— STATED EXERCISE —
Copy the data that follows, character for character, minus the pictures.

— MATERIAL FOR THIS TASK —

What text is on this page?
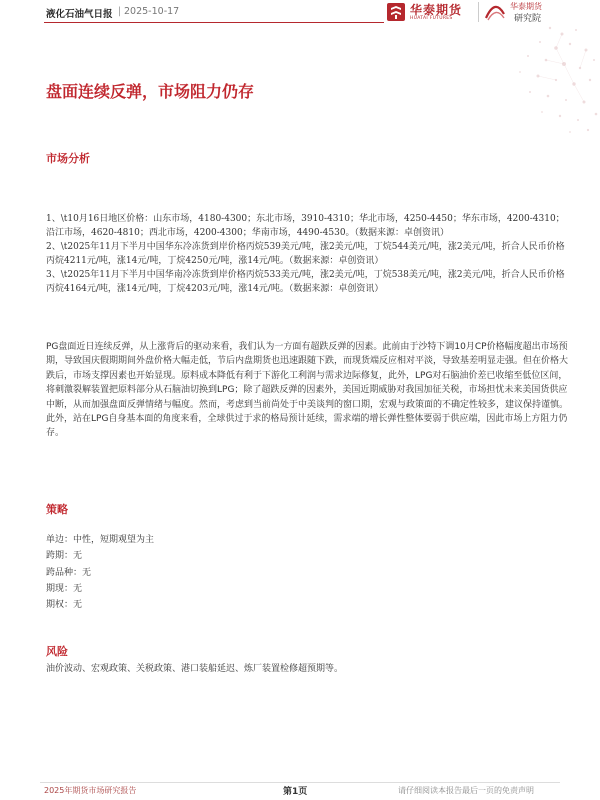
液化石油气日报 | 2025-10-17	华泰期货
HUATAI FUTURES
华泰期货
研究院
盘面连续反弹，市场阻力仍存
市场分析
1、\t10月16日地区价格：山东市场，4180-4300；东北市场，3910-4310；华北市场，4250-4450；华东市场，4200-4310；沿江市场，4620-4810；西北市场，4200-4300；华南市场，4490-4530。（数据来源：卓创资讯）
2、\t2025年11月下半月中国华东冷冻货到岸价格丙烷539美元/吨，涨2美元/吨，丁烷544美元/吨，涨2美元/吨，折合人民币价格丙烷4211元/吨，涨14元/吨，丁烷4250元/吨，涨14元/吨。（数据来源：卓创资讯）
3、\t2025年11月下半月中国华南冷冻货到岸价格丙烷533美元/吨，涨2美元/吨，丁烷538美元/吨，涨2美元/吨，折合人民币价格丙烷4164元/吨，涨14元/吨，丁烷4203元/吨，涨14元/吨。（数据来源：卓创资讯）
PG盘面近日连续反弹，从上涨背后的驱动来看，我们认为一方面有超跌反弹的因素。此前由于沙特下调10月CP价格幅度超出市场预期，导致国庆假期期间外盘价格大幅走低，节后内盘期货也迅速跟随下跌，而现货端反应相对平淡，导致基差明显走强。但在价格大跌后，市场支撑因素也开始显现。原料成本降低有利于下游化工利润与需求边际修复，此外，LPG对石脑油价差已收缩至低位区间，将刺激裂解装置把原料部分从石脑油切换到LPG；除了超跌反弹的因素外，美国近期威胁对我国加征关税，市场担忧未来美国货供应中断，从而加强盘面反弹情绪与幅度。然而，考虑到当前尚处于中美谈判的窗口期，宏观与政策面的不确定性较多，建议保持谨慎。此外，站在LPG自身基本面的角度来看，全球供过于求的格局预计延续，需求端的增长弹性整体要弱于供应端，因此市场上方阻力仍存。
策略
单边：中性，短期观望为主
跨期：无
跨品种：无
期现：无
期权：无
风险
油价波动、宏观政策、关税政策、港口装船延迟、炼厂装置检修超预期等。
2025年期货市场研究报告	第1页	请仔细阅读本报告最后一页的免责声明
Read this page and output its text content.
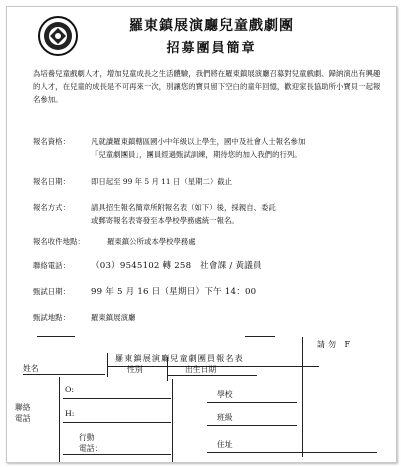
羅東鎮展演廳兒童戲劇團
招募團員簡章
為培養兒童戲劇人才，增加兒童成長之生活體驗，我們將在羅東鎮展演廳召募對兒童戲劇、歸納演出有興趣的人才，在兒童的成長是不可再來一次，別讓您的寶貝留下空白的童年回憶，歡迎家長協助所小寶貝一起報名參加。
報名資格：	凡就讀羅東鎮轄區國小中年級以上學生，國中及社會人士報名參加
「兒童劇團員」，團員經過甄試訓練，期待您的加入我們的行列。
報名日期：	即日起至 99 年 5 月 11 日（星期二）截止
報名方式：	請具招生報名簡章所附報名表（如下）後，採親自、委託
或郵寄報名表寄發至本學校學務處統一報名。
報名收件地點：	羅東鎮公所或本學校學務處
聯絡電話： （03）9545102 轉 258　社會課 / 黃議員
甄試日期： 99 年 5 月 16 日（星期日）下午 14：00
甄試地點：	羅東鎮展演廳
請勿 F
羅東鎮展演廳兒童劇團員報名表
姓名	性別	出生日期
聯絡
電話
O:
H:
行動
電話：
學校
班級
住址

— OUTPUT OF THE EXERCISE —
What text is on this page?
液化石油气日报 | 2025-10-17	华泰期货
HUATAI FUTURES
华泰期货
研究院
盘面连续反弹，市场阻力仍存
市场分析
1、\t10月16日地区价格：山东市场，4180-4300；东北市场，3910-4310；华北市场，4250-4450；华东市场，4200-4310；沿江市场，4620-4810；西北市场，4200-4300；华南市场，4490-4530。（数据来源：卓创资讯）
2、\t2025年11月下半月中国华东冷冻货到岸价格丙烷539美元/吨，涨2美元/吨，丁烷544美元/吨，涨2美元/吨，折合人民币价格丙烷4211元/吨，涨14元/吨，丁烷4250元/吨，涨14元/吨。（数据来源：卓创资讯）
3、\t2025年11月下半月中国华南冷冻货到岸价格丙烷533美元/吨，涨2美元/吨，丁烷538美元/吨，涨2美元/吨，折合人民币价格丙烷4164元/吨，涨14元/吨，丁烷4203元/吨，涨14元/吨。（数据来源：卓创资讯）
PG盘面近日连续反弹，从上涨背后的驱动来看，我们认为一方面有超跌反弹的因素。此前由于沙特下调10月CP价格幅度超出市场预期，导致国庆假期期间外盘价格大幅走低，节后内盘期货也迅速跟随下跌，而现货端反应相对平淡，导致基差明显走强。但在价格大跌后，市场支撑因素也开始显现。原料成本降低有利于下游化工利润与需求边际修复，此外，LPG对石脑油价差已收缩至低位区间，将刺激裂解装置把原料部分从石脑油切换到LPG；除了超跌反弹的因素外，美国近期威胁对我国加征关税，市场担忧未来美国货供应中断，从而加强盘面反弹情绪与幅度。然而，考虑到当前尚处于中美谈判的窗口期，宏观与政策面的不确定性较多，建议保持谨慎。此外，站在LPG自身基本面的角度来看，全球供过于求的格局预计延续，需求端的增长弹性整体要弱于供应端，因此市场上方阻力仍存。
策略
单边：中性，短期观望为主
跨期：无
跨品种：无
期现：无
期权：无
风险
油价波动、宏观政策、关税政策、港口装船延迟、炼厂装置检修超预期等。
2025年期货市场研究报告	第1页	请仔细阅读本报告最后一页的免责声明
Read this page and output its text content.
羅東鎮展演廳兒童戲劇團
招募團員簡章
為培養兒童戲劇人才，增加兒童成長之生活體驗，我們將在羅東鎮展演廳召募對兒童戲劇、歸納演出有興趣的人才，在兒童的成長是不可再來一次，別讓您的寶貝留下空白的童年回憶，歡迎家長協助所小寶貝一起報名參加。
報名資格：	凡就讀羅東鎮轄區國小中年級以上學生，國中及社會人士報名參加
「兒童劇團員」，團員經過甄試訓練，期待您的加入我們的行列。
報名日期：	即日起至 99 年 5 月 11 日（星期二）截止
報名方式：	請具招生報名簡章所附報名表（如下）後，採親自、委託
或郵寄報名表寄發至本學校學務處統一報名。
報名收件地點：	羅東鎮公所或本學校學務處
聯絡電話： （03）9545102 轉 258　社會課 / 黃議員
甄試日期： 99 年 5 月 16 日（星期日）下午 14：00
甄試地點：	羅東鎮展演廳
請勿 F
羅東鎮展演廳兒童劇團員報名表
姓名	性別	出生日期
聯絡
電話
O:
H:
行動
電話：
學校
班級
住址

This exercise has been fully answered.